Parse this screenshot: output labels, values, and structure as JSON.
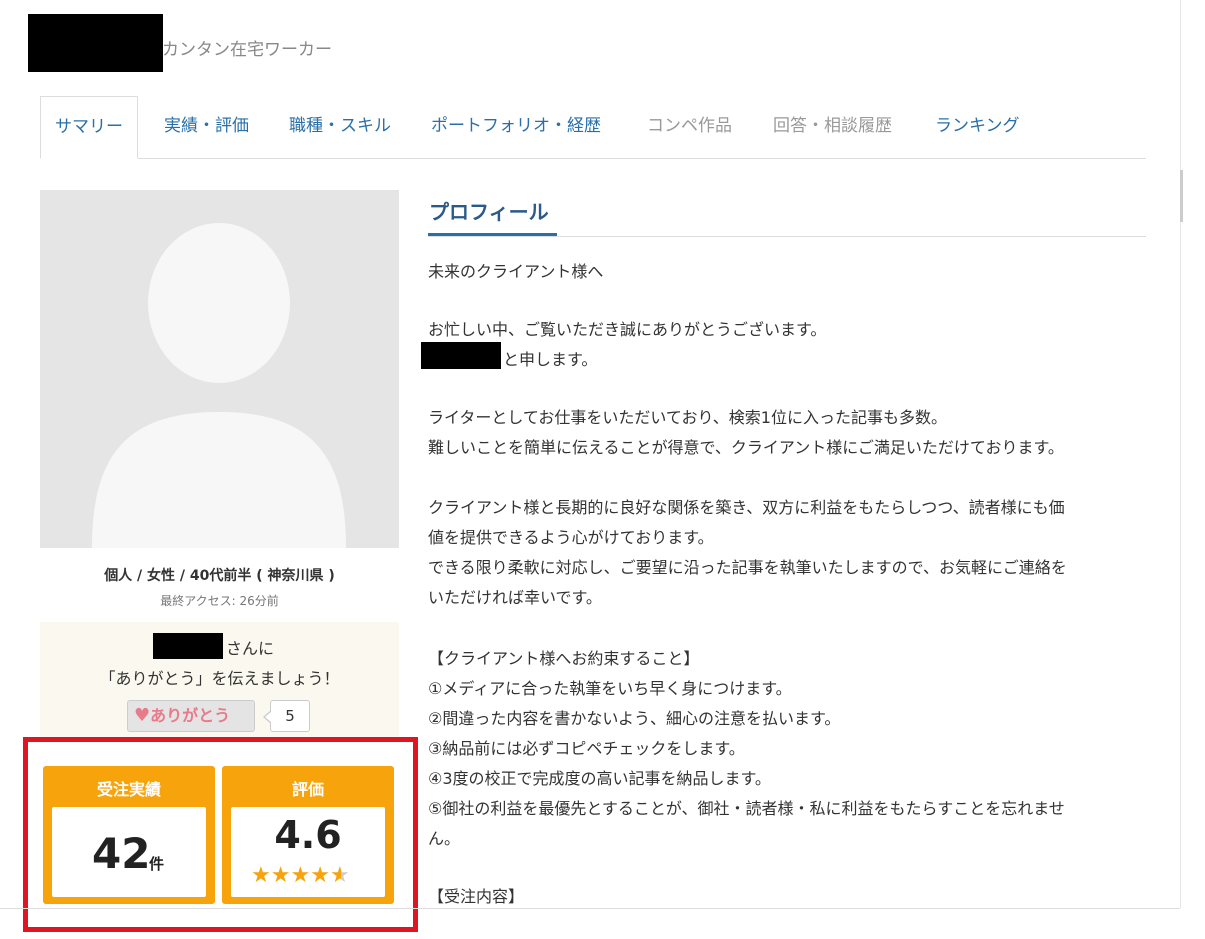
{
  "header": {
    "role": "カンタン在宅ワーカー"
  },
  "tabs": [
    {
      "label": "サマリー"
    },
    {
      "label": "実績・評価"
    },
    {
      "label": "職種・スキル"
    },
    {
      "label": "ポートフォリオ・経歴"
    },
    {
      "label": "コンペ作品"
    },
    {
      "label": "回答・相談履歴"
    },
    {
      "label": "ランキング"
    }
  ],
  "profile_meta": {
    "demographics": "個人 / 女性 / 40代前半 ( 神奈川県 )",
    "last_access": "最終アクセス: 26分前"
  },
  "thanks": {
    "line1_suffix": "さんに",
    "line2": "「ありがとう」を伝えましょう！",
    "button_label": "ありがとう",
    "count": "5"
  },
  "stats": {
    "orders": {
      "title": "受注実績",
      "value": "42",
      "unit": "件"
    },
    "rating": {
      "title": "評価",
      "value": "4.6",
      "stars": 4.6
    }
  },
  "colors": {
    "accent_orange": "#f7a30c",
    "highlight_red": "#e11422",
    "link_blue": "#2a6fa8"
  },
  "profile": {
    "title": "プロフィール",
    "lines": [
      "未来のクライアント様へ",
      "お忙しい中、ご覧いただき誠にありがとうございます。",
      "と申します。",
      "ライターとしてお仕事をいただいており、検索1位に入った記事も多数。",
      "難しいことを簡単に伝えることが得意で、クライアント様にご満足いただけております。",
      "クライアント様と長期的に良好な関係を築き、双方に利益をもたらしつつ、読者様にも価",
      "値を提供できるよう心がけております。",
      "できる限り柔軟に対応し、ご要望に沿った記事を執筆いたしますので、お気軽にご連絡を",
      "いただければ幸いです。",
      "【クライアント様へお約束すること】",
      "①メディアに合った執筆をいち早く身につけます。",
      "②間違った内容を書かないよう、細心の注意を払います。",
      "③納品前には必ずコピペチェックをします。",
      "④3度の校正で完成度の高い記事を納品します。",
      "⑤御社の利益を最優先とすることが、御社・読者様・私に利益をもたらすことを忘れませ",
      "ん。",
      "【受注内容】"
    ]
  }
}
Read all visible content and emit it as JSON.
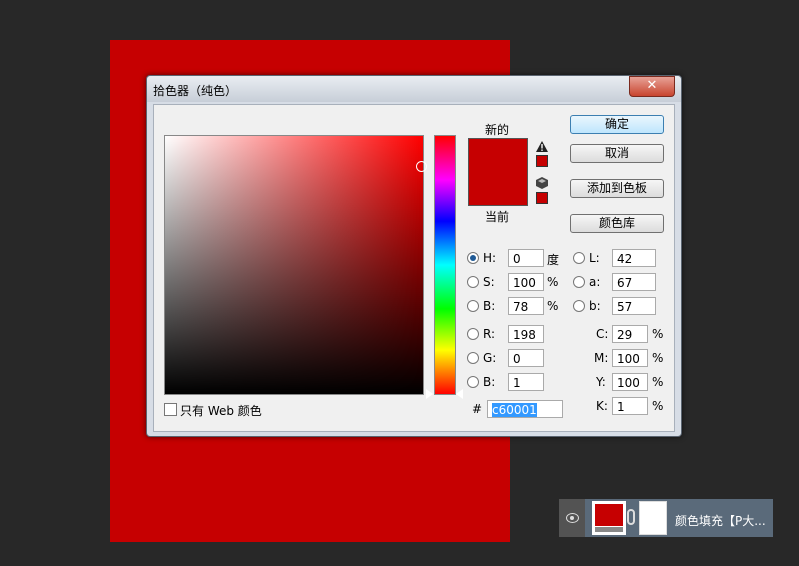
{
  "dialog": {
    "title": "拾色器（纯色）",
    "close": "✕",
    "new_label": "新的",
    "current_label": "当前",
    "new_color": "#c60001",
    "current_color": "#c60001",
    "gamut_warning_icon": "warning-triangle-icon",
    "web_safe_icon": "cube-icon",
    "buttons": {
      "ok": "确定",
      "cancel": "取消",
      "add_swatch": "添加到色板",
      "color_libraries": "颜色库"
    },
    "fields": {
      "H": {
        "label": "H:",
        "value": "0",
        "unit": "度"
      },
      "S": {
        "label": "S:",
        "value": "100",
        "unit": "%"
      },
      "B": {
        "label": "B:",
        "value": "78",
        "unit": "%"
      },
      "R": {
        "label": "R:",
        "value": "198"
      },
      "G": {
        "label": "G:",
        "value": "0"
      },
      "Bl": {
        "label": "B:",
        "value": "1"
      },
      "L": {
        "label": "L:",
        "value": "42"
      },
      "a": {
        "label": "a:",
        "value": "67"
      },
      "b": {
        "label": "b:",
        "value": "57"
      },
      "C": {
        "label": "C:",
        "value": "29",
        "unit": "%"
      },
      "M": {
        "label": "M:",
        "value": "100",
        "unit": "%"
      },
      "Y": {
        "label": "Y:",
        "value": "100",
        "unit": "%"
      },
      "K": {
        "label": "K:",
        "value": "1",
        "unit": "%"
      }
    },
    "hex_label": "#",
    "hex_value": "c60001",
    "web_only_label": "只有 Web 颜色",
    "selected_mode": "H"
  },
  "layer": {
    "name": "颜色填充【P大...",
    "fill_color": "#c60001"
  },
  "colors": {
    "accent": "#c60001",
    "background": "#282828"
  }
}
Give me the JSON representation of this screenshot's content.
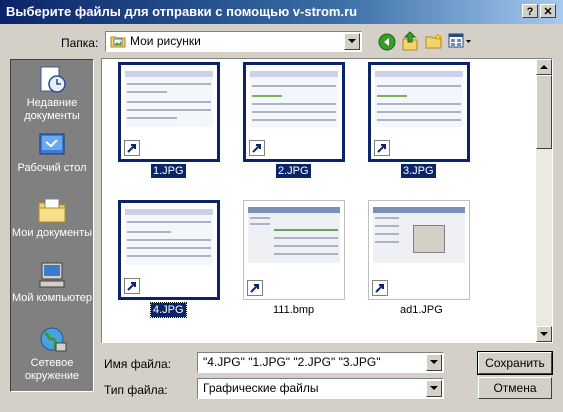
{
  "window": {
    "title": "Выберите файлы для отправки с помощью v-strom.ru",
    "help_button": "?",
    "close_button": "✕"
  },
  "toolbar": {
    "location_label": "Папка:",
    "location_value": "Мои рисунки"
  },
  "places": [
    {
      "label": "Недавние документы",
      "icon": "recent-documents-icon"
    },
    {
      "label": "Рабочий стол",
      "icon": "desktop-icon"
    },
    {
      "label": "Мои документы",
      "icon": "my-documents-icon"
    },
    {
      "label": "Мой компьютер",
      "icon": "my-computer-icon"
    },
    {
      "label": "Сетевое окружение",
      "icon": "network-icon"
    }
  ],
  "files": [
    {
      "name": "1.JPG",
      "selected": true
    },
    {
      "name": "2.JPG",
      "selected": true
    },
    {
      "name": "3.JPG",
      "selected": true
    },
    {
      "name": "4.JPG",
      "selected": true
    },
    {
      "name": "111.bmp",
      "selected": false
    },
    {
      "name": "ad1.JPG",
      "selected": false
    }
  ],
  "filename": {
    "label": "Имя файла:",
    "value": "\"4.JPG\" \"1.JPG\" \"2.JPG\" \"3.JPG\""
  },
  "filetype": {
    "label": "Тип файла:",
    "value": "Графические файлы"
  },
  "buttons": {
    "save": "Сохранить",
    "cancel": "Отмена"
  }
}
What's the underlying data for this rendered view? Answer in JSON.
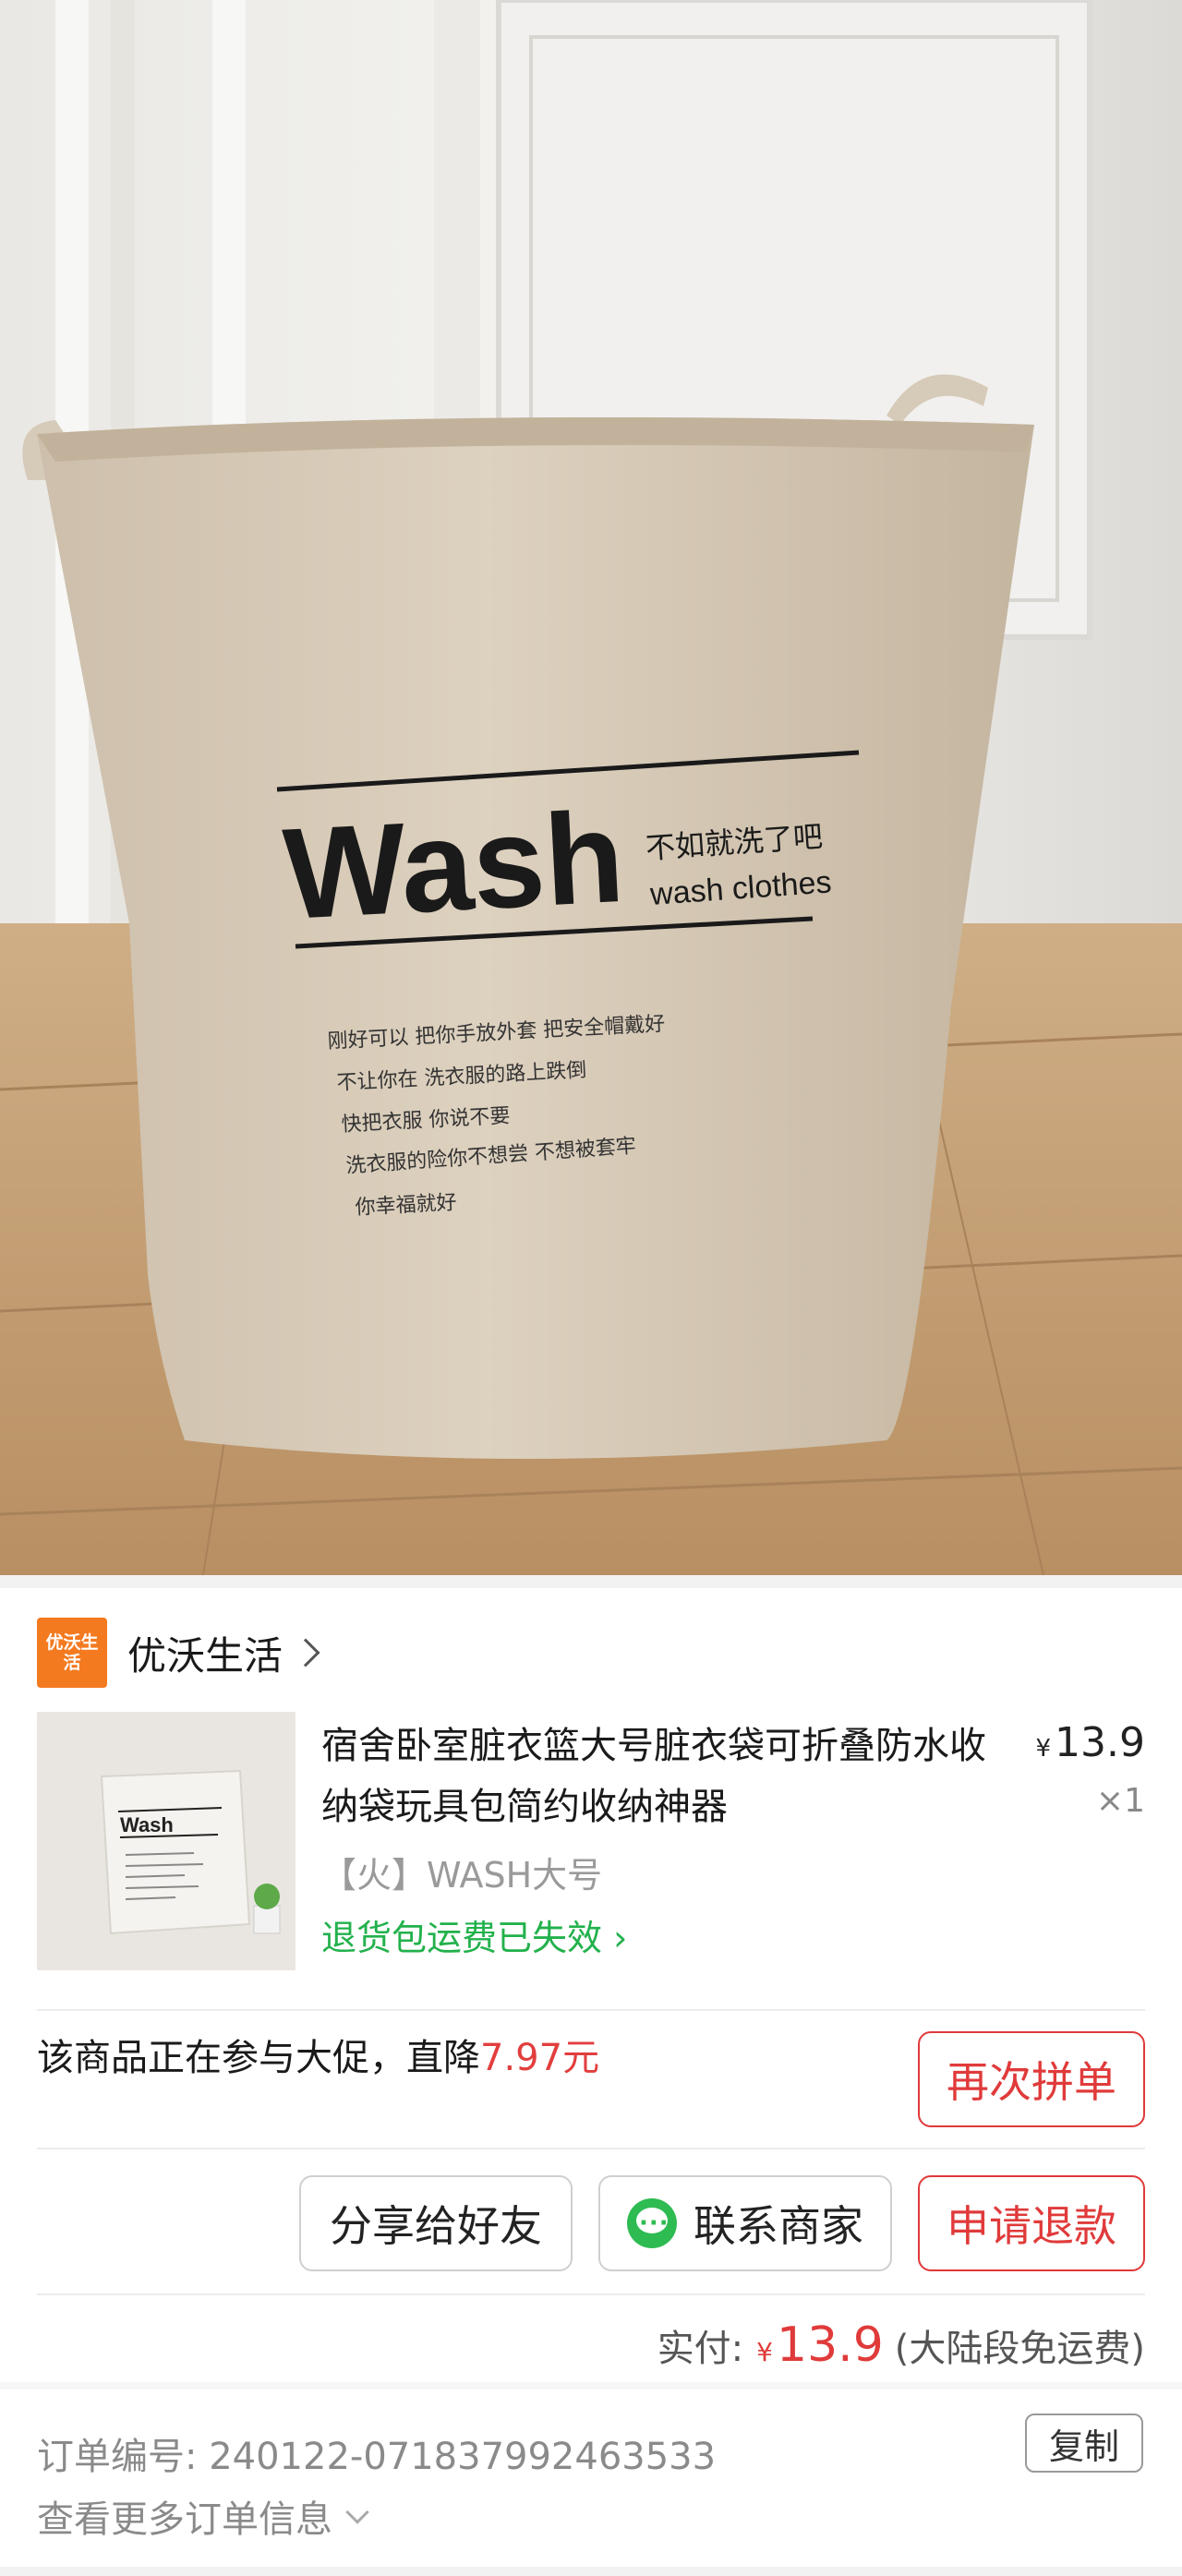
{
  "photo": {
    "bag_brand": "Wash",
    "bag_tagline_cn": "不如就洗了吧",
    "bag_tagline_en": "wash clothes",
    "bag_lines": [
      "刚好可以  把你手放外套  把安全帽戴好",
      "不让你在  洗衣服的路上跌倒",
      "快把衣服  你说不要",
      "洗衣服的险你不想尝  不想被套牢",
      "你幸福就好"
    ]
  },
  "shop": {
    "logo_text": "优沃生活",
    "name": "优沃生活"
  },
  "product": {
    "title": "宿舍卧室脏衣篮大号脏衣袋可折叠防水收纳袋玩具包简约收纳神器",
    "price_symbol": "¥",
    "price": "13.9",
    "quantity": "×1",
    "spec": "【火】WASH大号",
    "refund_notice": "退货包运费已失效",
    "thumb_brand": "Wash"
  },
  "promo": {
    "text": "该商品正在参与大促，直降",
    "amount": "7.97元",
    "rebuy_button": "再次拼单"
  },
  "actions": {
    "share": "分享给好友",
    "contact": "联系商家",
    "refund": "申请退款"
  },
  "payment": {
    "label": "实付:",
    "symbol": "¥",
    "amount": "13.9",
    "note": "(大陆段免运费)"
  },
  "order": {
    "number_label": "订单编号:",
    "number": "240122-071837992463533",
    "copy": "复制",
    "more": "查看更多订单信息"
  },
  "colors": {
    "accent_red": "#e03a3a",
    "green": "#22b14c",
    "shop_logo": "#f47a20"
  }
}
####
> **TASK OBJECTIVE**:
Pick out and copy the lines of the entries that hold the string "screenshot".

> **WRITTEN ANSWER**:
Parse this screenshot: output labels, values, and structure as JSON.
Give me the JSON representation of this screenshot's content.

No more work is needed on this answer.